§ Instructions to follow
Copy out every line that contains "Abuse".

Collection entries
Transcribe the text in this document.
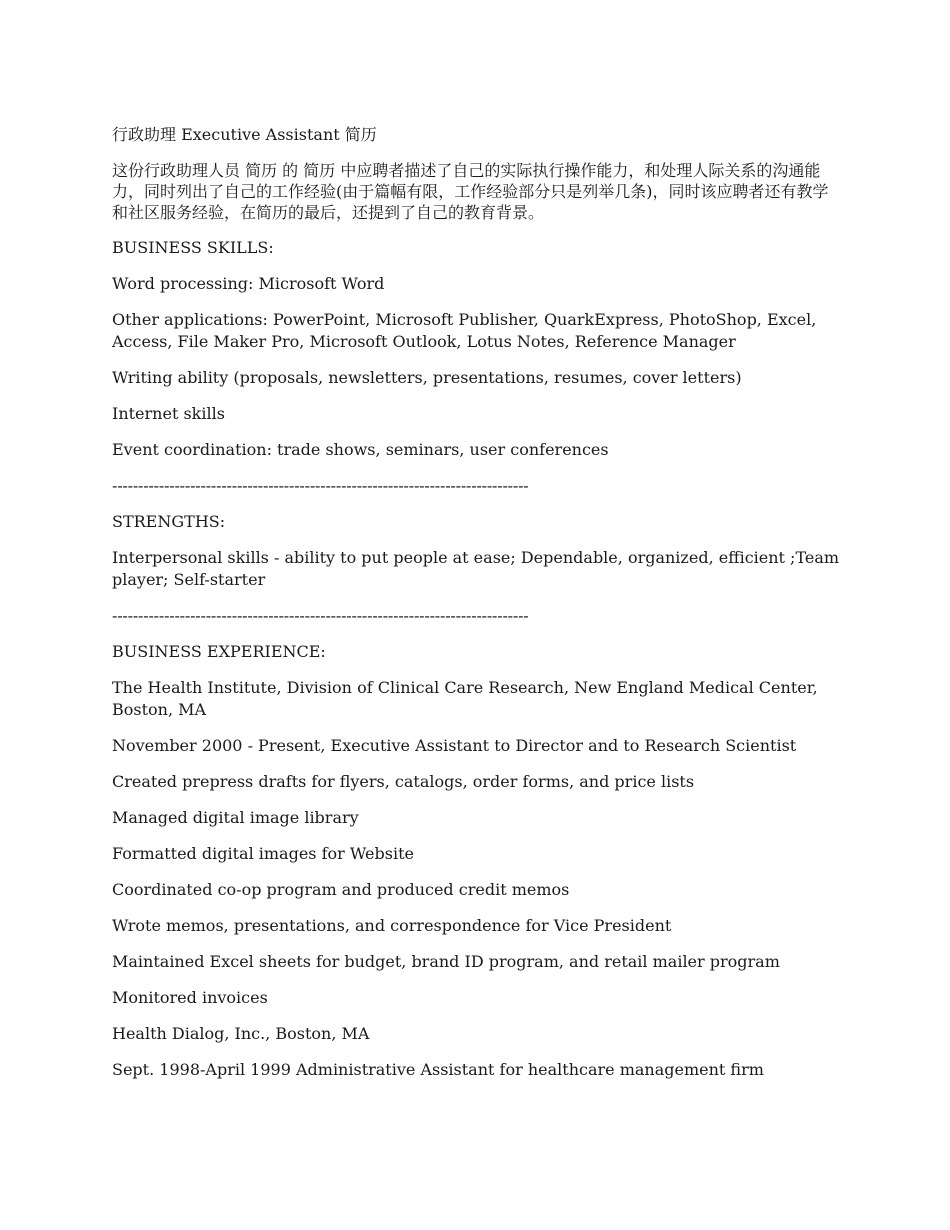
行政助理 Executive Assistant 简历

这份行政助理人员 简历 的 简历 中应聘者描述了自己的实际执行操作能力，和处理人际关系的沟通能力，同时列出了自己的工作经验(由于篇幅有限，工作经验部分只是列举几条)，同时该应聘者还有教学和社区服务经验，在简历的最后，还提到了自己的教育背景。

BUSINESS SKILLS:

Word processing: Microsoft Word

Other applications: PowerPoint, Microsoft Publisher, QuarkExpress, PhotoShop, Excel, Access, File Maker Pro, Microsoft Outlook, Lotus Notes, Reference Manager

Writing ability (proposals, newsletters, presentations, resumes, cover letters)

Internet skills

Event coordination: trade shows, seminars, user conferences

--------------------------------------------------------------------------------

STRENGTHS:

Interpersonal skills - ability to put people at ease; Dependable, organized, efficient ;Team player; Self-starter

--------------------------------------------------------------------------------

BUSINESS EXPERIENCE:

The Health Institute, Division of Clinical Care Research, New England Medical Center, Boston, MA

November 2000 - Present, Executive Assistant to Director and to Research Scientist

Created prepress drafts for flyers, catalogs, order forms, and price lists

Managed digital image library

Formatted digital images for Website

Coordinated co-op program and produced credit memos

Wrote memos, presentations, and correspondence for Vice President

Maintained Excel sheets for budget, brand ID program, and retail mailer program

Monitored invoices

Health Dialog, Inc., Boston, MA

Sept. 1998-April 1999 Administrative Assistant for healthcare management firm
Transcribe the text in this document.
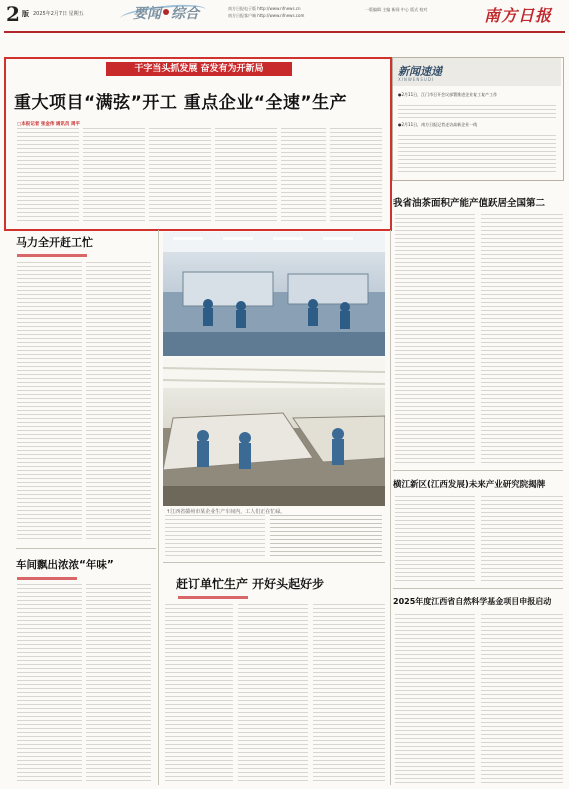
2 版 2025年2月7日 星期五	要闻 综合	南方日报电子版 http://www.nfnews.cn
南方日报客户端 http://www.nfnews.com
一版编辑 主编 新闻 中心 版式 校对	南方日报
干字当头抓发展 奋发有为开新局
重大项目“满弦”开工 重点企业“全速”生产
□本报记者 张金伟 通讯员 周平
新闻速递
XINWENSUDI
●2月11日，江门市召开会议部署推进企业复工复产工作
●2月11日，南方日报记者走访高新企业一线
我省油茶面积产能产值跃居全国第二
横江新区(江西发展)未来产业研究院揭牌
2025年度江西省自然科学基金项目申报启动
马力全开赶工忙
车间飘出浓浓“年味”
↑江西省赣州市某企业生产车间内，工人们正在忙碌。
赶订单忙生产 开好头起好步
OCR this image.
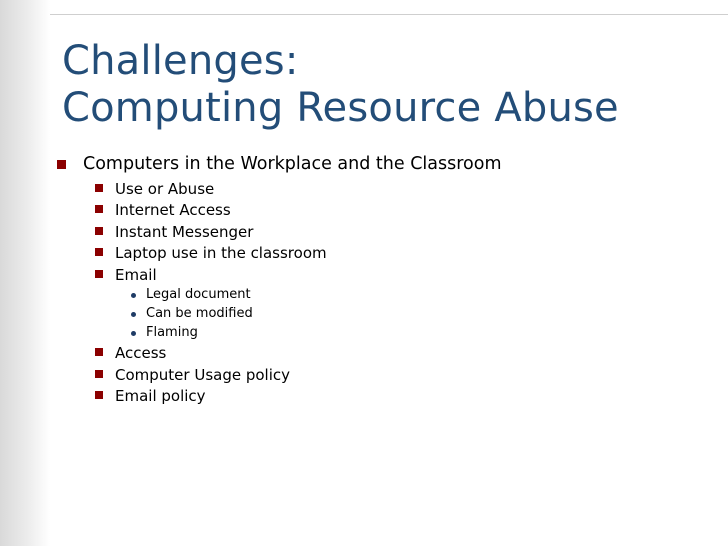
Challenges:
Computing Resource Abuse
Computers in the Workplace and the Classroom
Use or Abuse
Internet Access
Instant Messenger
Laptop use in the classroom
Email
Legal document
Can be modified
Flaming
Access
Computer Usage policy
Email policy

==

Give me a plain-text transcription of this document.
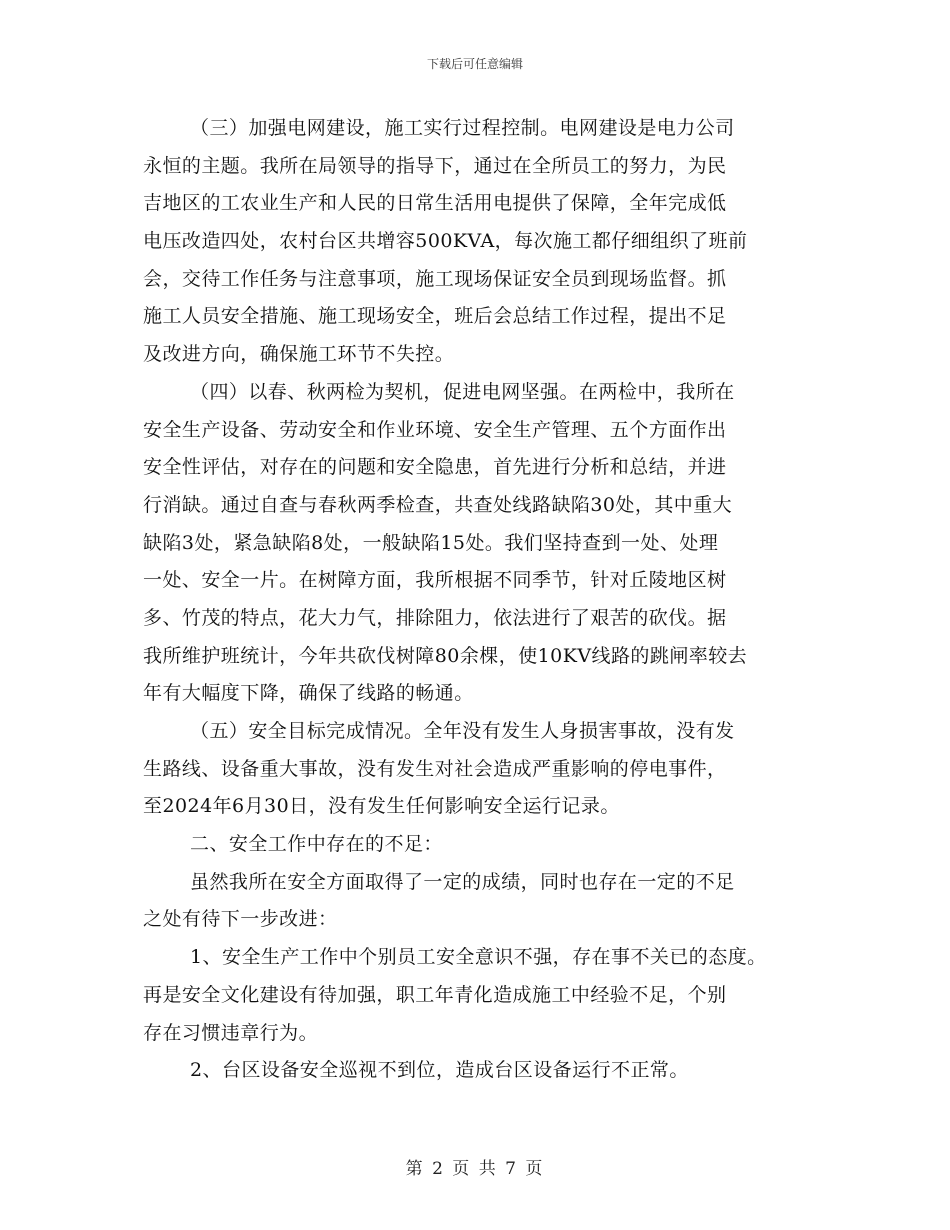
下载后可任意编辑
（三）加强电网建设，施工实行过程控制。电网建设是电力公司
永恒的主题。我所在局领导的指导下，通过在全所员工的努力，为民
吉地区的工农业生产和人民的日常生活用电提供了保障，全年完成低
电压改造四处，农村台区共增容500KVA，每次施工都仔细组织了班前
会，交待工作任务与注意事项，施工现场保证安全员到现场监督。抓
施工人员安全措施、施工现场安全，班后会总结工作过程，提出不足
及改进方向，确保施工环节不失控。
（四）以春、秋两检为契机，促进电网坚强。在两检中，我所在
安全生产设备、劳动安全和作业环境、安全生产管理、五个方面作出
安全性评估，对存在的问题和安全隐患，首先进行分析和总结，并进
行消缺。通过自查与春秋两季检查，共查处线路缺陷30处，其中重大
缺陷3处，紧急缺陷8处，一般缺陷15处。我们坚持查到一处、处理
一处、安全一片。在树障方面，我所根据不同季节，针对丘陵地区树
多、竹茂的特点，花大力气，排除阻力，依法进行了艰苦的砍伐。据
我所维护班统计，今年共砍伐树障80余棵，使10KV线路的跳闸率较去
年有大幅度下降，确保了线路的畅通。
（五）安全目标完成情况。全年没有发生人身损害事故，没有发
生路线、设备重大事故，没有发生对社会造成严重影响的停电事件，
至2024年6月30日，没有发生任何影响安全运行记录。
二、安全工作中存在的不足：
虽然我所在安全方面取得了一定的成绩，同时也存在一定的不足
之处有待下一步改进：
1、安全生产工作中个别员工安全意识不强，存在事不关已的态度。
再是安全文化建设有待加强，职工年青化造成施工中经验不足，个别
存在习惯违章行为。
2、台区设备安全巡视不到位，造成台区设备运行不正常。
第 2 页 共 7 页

§ Result
Computing Resource Abuse
Use or Abuse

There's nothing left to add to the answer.